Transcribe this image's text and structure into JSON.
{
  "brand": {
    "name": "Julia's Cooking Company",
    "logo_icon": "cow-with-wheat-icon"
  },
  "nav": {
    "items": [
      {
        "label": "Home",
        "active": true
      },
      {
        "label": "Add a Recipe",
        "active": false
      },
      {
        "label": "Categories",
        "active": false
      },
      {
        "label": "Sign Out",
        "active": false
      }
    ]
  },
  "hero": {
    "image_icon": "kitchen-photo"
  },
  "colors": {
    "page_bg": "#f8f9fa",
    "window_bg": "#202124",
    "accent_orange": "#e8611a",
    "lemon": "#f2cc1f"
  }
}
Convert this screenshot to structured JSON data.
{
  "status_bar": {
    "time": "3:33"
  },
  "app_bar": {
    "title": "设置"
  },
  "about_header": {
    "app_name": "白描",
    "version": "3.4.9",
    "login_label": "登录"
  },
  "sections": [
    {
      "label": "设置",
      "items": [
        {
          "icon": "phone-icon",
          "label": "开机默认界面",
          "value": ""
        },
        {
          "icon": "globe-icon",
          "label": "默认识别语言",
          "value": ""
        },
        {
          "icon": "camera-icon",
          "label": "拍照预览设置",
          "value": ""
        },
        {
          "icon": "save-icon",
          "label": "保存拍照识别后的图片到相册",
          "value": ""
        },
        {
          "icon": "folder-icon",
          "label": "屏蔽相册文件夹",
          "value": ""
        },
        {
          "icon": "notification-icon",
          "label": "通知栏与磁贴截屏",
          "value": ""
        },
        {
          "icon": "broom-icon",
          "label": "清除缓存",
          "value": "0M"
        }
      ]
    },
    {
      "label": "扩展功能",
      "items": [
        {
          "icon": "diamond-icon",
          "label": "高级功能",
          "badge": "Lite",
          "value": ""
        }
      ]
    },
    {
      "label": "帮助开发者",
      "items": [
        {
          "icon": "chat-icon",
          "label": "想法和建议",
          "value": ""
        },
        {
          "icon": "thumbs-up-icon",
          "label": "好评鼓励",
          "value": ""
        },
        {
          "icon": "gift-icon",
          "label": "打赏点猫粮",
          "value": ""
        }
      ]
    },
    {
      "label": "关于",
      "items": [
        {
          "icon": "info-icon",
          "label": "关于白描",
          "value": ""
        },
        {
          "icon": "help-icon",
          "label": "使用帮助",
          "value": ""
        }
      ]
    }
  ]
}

====================

Say how many lines have the string "this" in them, offering no words beyond the number.

[The completed task] 2